### WRITTEN INSTRUCTION
Identify the lines bearing the string "JSON" and gather them.

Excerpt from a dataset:
****

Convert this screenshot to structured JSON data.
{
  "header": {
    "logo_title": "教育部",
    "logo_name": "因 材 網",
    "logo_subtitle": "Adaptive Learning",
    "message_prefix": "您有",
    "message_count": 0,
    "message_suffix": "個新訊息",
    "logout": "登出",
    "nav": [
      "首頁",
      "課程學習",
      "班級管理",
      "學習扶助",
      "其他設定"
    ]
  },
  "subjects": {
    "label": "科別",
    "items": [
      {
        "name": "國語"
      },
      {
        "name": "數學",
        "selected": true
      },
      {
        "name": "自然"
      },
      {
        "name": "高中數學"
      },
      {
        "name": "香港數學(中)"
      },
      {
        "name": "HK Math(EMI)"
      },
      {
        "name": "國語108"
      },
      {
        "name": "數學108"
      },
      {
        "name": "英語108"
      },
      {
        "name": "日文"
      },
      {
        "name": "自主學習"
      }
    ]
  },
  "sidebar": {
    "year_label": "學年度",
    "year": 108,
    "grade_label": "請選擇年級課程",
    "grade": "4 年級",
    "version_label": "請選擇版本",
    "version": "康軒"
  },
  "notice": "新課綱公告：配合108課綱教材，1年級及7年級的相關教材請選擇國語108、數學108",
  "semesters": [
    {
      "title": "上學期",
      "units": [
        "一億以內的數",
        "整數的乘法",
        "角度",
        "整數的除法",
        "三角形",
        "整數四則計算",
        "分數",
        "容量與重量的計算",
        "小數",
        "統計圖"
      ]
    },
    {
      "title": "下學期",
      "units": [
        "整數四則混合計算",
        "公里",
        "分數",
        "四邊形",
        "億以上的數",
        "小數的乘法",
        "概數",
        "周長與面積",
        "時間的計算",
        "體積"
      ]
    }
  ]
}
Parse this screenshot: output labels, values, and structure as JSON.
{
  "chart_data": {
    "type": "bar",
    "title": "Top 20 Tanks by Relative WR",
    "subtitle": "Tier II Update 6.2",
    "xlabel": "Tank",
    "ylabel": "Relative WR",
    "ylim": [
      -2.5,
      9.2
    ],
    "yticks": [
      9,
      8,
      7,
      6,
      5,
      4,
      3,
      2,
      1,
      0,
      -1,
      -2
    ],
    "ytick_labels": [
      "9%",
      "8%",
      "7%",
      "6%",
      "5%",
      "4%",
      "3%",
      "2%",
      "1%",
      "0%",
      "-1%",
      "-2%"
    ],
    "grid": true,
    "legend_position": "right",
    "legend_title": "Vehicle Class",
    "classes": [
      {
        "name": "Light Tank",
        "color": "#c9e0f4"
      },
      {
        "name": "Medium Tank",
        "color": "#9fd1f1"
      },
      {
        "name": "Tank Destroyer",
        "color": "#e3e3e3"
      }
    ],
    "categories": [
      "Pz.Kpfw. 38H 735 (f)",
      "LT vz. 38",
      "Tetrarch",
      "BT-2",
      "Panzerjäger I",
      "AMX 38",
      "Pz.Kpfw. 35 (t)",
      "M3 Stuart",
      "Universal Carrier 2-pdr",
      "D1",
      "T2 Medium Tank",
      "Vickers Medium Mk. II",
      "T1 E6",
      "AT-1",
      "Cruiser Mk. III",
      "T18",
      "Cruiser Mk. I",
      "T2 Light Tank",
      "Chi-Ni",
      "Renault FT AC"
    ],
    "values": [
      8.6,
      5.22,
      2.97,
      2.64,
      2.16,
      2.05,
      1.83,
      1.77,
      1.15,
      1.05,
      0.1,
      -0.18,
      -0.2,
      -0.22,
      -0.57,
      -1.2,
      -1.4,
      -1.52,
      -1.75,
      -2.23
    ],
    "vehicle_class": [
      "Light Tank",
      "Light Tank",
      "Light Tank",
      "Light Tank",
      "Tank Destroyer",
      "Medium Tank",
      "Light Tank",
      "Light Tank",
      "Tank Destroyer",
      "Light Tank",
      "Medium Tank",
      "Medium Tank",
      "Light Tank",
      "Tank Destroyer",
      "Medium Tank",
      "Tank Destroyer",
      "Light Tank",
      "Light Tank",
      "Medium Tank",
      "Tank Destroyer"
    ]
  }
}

****

### TASK OUTPUT
Convert this screenshot to structured JSON data.
Parse this screenshot: output labels, values, and structure as JSON.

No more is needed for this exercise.